Required task:
Return every record verbatim.
++++ Material for the task
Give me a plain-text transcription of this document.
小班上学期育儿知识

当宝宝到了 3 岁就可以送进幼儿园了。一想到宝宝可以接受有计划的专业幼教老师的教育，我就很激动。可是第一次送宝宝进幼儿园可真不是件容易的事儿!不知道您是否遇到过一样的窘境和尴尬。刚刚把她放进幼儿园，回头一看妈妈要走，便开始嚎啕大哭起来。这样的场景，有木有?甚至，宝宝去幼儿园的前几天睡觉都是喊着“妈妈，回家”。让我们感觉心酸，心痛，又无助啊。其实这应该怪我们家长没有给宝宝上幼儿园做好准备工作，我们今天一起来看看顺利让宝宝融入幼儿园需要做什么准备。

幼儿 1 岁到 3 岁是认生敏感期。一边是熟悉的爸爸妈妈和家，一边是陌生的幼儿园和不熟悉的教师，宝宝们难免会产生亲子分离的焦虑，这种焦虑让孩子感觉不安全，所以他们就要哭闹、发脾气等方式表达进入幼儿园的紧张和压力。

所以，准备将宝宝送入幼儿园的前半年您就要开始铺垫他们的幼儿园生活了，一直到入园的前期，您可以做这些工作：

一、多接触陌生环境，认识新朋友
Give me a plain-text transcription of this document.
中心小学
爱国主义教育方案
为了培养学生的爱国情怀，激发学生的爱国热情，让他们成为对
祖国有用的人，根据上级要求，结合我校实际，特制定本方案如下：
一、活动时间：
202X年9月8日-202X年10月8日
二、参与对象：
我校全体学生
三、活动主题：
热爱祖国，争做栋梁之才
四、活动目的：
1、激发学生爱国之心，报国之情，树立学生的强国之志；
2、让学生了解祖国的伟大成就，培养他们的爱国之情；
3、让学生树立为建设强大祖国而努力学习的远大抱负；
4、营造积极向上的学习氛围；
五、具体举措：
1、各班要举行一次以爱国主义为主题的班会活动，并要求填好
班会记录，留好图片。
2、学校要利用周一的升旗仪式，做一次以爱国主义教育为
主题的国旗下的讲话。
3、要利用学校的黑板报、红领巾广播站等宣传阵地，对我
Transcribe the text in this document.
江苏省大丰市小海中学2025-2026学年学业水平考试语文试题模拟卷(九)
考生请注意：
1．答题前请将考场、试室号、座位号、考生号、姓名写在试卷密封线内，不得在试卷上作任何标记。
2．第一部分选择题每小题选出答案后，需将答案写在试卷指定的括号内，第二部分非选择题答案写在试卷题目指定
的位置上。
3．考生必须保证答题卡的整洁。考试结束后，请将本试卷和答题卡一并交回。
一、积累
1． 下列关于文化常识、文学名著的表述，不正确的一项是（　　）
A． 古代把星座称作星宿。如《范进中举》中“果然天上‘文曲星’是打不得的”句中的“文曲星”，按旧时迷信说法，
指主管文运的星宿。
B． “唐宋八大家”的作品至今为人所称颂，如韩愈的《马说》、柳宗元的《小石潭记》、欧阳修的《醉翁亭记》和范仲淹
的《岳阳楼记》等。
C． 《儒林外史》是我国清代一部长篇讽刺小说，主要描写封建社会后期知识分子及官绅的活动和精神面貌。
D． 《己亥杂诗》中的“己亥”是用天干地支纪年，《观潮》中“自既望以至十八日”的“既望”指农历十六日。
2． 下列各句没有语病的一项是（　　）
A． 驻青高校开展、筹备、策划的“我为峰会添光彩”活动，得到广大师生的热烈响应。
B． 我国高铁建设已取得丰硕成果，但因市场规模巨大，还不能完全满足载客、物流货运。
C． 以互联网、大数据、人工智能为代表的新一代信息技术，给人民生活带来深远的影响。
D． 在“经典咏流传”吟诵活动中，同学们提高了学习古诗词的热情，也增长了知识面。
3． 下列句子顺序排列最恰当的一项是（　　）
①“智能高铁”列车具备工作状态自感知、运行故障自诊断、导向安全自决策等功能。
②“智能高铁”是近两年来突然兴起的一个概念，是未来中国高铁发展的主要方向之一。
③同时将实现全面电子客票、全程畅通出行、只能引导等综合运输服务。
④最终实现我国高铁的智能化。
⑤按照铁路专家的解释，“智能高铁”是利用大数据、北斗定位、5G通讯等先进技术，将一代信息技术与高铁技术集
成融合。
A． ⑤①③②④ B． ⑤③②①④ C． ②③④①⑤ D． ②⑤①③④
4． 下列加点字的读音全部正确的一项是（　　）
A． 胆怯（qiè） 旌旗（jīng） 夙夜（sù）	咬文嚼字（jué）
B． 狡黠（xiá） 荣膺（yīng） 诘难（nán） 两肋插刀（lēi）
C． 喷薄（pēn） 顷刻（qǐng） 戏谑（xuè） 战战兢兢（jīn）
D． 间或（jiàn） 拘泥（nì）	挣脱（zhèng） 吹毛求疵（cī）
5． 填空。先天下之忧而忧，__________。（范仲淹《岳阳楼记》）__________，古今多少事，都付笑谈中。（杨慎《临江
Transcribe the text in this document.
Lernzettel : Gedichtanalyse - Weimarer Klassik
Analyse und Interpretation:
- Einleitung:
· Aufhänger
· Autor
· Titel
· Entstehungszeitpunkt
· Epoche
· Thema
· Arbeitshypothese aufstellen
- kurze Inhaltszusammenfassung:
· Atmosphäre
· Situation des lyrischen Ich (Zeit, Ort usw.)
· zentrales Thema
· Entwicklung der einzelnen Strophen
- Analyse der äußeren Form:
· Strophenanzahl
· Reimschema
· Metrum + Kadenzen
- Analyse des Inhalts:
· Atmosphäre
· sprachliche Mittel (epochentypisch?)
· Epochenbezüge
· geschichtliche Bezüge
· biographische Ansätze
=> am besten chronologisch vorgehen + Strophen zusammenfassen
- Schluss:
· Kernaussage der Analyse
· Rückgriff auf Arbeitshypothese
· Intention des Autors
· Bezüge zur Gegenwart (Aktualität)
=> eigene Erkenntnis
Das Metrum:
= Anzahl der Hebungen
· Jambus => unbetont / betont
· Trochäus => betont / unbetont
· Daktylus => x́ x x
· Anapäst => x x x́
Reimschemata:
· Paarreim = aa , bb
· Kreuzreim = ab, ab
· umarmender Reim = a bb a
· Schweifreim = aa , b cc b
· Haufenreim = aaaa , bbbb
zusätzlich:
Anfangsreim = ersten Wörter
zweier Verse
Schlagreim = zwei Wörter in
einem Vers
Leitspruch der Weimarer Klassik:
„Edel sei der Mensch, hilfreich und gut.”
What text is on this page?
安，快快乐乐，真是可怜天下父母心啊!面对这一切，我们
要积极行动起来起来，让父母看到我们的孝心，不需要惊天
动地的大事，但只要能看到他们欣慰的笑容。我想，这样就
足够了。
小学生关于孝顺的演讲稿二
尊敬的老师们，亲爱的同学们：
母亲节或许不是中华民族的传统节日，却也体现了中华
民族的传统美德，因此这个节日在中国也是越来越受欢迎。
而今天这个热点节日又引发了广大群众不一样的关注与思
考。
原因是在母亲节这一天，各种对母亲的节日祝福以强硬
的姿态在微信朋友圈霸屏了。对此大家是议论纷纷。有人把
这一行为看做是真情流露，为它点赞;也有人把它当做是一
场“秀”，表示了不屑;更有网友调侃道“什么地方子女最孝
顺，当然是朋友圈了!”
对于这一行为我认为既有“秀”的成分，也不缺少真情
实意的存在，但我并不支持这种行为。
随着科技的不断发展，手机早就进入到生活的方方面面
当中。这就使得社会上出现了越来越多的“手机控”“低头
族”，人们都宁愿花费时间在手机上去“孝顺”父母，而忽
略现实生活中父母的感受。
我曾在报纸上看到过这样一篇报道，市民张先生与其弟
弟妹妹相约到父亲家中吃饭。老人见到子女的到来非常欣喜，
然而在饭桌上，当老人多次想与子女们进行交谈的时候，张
++++++++
Full solution:
Give me a plain-text transcription of this document.
小班上学期育儿知识

当宝宝到了 3 岁就可以送进幼儿园了。一想到宝宝可以接受有计划的专业幼教老师的教育，我就很激动。可是第一次送宝宝进幼儿园可真不是件容易的事儿!不知道您是否遇到过一样的窘境和尴尬。刚刚把她放进幼儿园，回头一看妈妈要走，便开始嚎啕大哭起来。这样的场景，有木有?甚至，宝宝去幼儿园的前几天睡觉都是喊着“妈妈，回家”。让我们感觉心酸，心痛，又无助啊。其实这应该怪我们家长没有给宝宝上幼儿园做好准备工作，我们今天一起来看看顺利让宝宝融入幼儿园需要做什么准备。

幼儿 1 岁到 3 岁是认生敏感期。一边是熟悉的爸爸妈妈和家，一边是陌生的幼儿园和不熟悉的教师，宝宝们难免会产生亲子分离的焦虑，这种焦虑让孩子感觉不安全，所以他们就要哭闹、发脾气等方式表达进入幼儿园的紧张和压力。

所以，准备将宝宝送入幼儿园的前半年您就要开始铺垫他们的幼儿园生活了，一直到入园的前期，您可以做这些工作：

一、多接触陌生环境，认识新朋友
Give me a plain-text transcription of this document.
中心小学
爱国主义教育方案
为了培养学生的爱国情怀，激发学生的爱国热情，让他们成为对
祖国有用的人，根据上级要求，结合我校实际，特制定本方案如下：
一、活动时间：
202X年9月8日-202X年10月8日
二、参与对象：
我校全体学生
三、活动主题：
热爱祖国，争做栋梁之才
四、活动目的：
1、激发学生爱国之心，报国之情，树立学生的强国之志；
2、让学生了解祖国的伟大成就，培养他们的爱国之情；
3、让学生树立为建设强大祖国而努力学习的远大抱负；
4、营造积极向上的学习氛围；
五、具体举措：
1、各班要举行一次以爱国主义为主题的班会活动，并要求填好
班会记录，留好图片。
2、学校要利用周一的升旗仪式，做一次以爱国主义教育为
主题的国旗下的讲话。
3、要利用学校的黑板报、红领巾广播站等宣传阵地，对我
Transcribe the text in this document.
江苏省大丰市小海中学2025-2026学年学业水平考试语文试题模拟卷(九)
考生请注意：
1．答题前请将考场、试室号、座位号、考生号、姓名写在试卷密封线内，不得在试卷上作任何标记。
2．第一部分选择题每小题选出答案后，需将答案写在试卷指定的括号内，第二部分非选择题答案写在试卷题目指定
的位置上。
3．考生必须保证答题卡的整洁。考试结束后，请将本试卷和答题卡一并交回。
一、积累
1． 下列关于文化常识、文学名著的表述，不正确的一项是（　　）
A． 古代把星座称作星宿。如《范进中举》中“果然天上‘文曲星’是打不得的”句中的“文曲星”，按旧时迷信说法，
指主管文运的星宿。
B． “唐宋八大家”的作品至今为人所称颂，如韩愈的《马说》、柳宗元的《小石潭记》、欧阳修的《醉翁亭记》和范仲淹
的《岳阳楼记》等。
C． 《儒林外史》是我国清代一部长篇讽刺小说，主要描写封建社会后期知识分子及官绅的活动和精神面貌。
D． 《己亥杂诗》中的“己亥”是用天干地支纪年，《观潮》中“自既望以至十八日”的“既望”指农历十六日。
2． 下列各句没有语病的一项是（　　）
A． 驻青高校开展、筹备、策划的“我为峰会添光彩”活动，得到广大师生的热烈响应。
B． 我国高铁建设已取得丰硕成果，但因市场规模巨大，还不能完全满足载客、物流货运。
C． 以互联网、大数据、人工智能为代表的新一代信息技术，给人民生活带来深远的影响。
D． 在“经典咏流传”吟诵活动中，同学们提高了学习古诗词的热情，也增长了知识面。
3． 下列句子顺序排列最恰当的一项是（　　）
①“智能高铁”列车具备工作状态自感知、运行故障自诊断、导向安全自决策等功能。
②“智能高铁”是近两年来突然兴起的一个概念，是未来中国高铁发展的主要方向之一。
③同时将实现全面电子客票、全程畅通出行、只能引导等综合运输服务。
④最终实现我国高铁的智能化。
⑤按照铁路专家的解释，“智能高铁”是利用大数据、北斗定位、5G通讯等先进技术，将一代信息技术与高铁技术集
成融合。
A． ⑤①③②④ B． ⑤③②①④ C． ②③④①⑤ D． ②⑤①③④
4． 下列加点字的读音全部正确的一项是（　　）
A． 胆怯（qiè） 旌旗（jīng） 夙夜（sù）	咬文嚼字（jué）
B． 狡黠（xiá） 荣膺（yīng） 诘难（nán） 两肋插刀（lēi）
C． 喷薄（pēn） 顷刻（qǐng） 戏谑（xuè） 战战兢兢（jīn）
D． 间或（jiàn） 拘泥（nì）	挣脱（zhèng） 吹毛求疵（cī）
5． 填空。先天下之忧而忧，__________。（范仲淹《岳阳楼记》）__________，古今多少事，都付笑谈中。（杨慎《临江
Transcribe the text in this document.
Lernzettel : Gedichtanalyse - Weimarer Klassik
Analyse und Interpretation:
- Einleitung:
· Aufhänger
· Autor
· Titel
· Entstehungszeitpunkt
· Epoche
· Thema
· Arbeitshypothese aufstellen
- kurze Inhaltszusammenfassung:
· Atmosphäre
· Situation des lyrischen Ich (Zeit, Ort usw.)
· zentrales Thema
· Entwicklung der einzelnen Strophen
- Analyse der äußeren Form:
· Strophenanzahl
· Reimschema
· Metrum + Kadenzen
- Analyse des Inhalts:
· Atmosphäre
· sprachliche Mittel (epochentypisch?)
· Epochenbezüge
· geschichtliche Bezüge
· biographische Ansätze
=> am besten chronologisch vorgehen + Strophen zusammenfassen
- Schluss:
· Kernaussage der Analyse
· Rückgriff auf Arbeitshypothese
· Intention des Autors
· Bezüge zur Gegenwart (Aktualität)
=> eigene Erkenntnis
Das Metrum:
= Anzahl der Hebungen
· Jambus => unbetont / betont
· Trochäus => betont / unbetont
· Daktylus => x́ x x
· Anapäst => x x x́
Reimschemata:
· Paarreim = aa , bb
· Kreuzreim = ab, ab
· umarmender Reim = a bb a
· Schweifreim = aa , b cc b
· Haufenreim = aaaa , bbbb
zusätzlich:
Anfangsreim = ersten Wörter
zweier Verse
Schlagreim = zwei Wörter in
einem Vers
Leitspruch der Weimarer Klassik:
„Edel sei der Mensch, hilfreich und gut.”
What text is on this page?
安，快快乐乐，真是可怜天下父母心啊!面对这一切，我们
要积极行动起来起来，让父母看到我们的孝心，不需要惊天
动地的大事，但只要能看到他们欣慰的笑容。我想，这样就
足够了。
小学生关于孝顺的演讲稿二
尊敬的老师们，亲爱的同学们：
母亲节或许不是中华民族的传统节日，却也体现了中华
民族的传统美德，因此这个节日在中国也是越来越受欢迎。
而今天这个热点节日又引发了广大群众不一样的关注与思
考。
原因是在母亲节这一天，各种对母亲的节日祝福以强硬
的姿态在微信朋友圈霸屏了。对此大家是议论纷纷。有人把
这一行为看做是真情流露，为它点赞;也有人把它当做是一
场“秀”，表示了不屑;更有网友调侃道“什么地方子女最孝
顺，当然是朋友圈了!”
对于这一行为我认为既有“秀”的成分，也不缺少真情
实意的存在，但我并不支持这种行为。
随着科技的不断发展，手机早就进入到生活的方方面面
当中。这就使得社会上出现了越来越多的“手机控”“低头
族”，人们都宁愿花费时间在手机上去“孝顺”父母，而忽
略现实生活中父母的感受。
我曾在报纸上看到过这样一篇报道，市民张先生与其弟
弟妹妹相约到父亲家中吃饭。老人见到子女的到来非常欣喜，
然而在饭桌上，当老人多次想与子女们进行交谈的时候，张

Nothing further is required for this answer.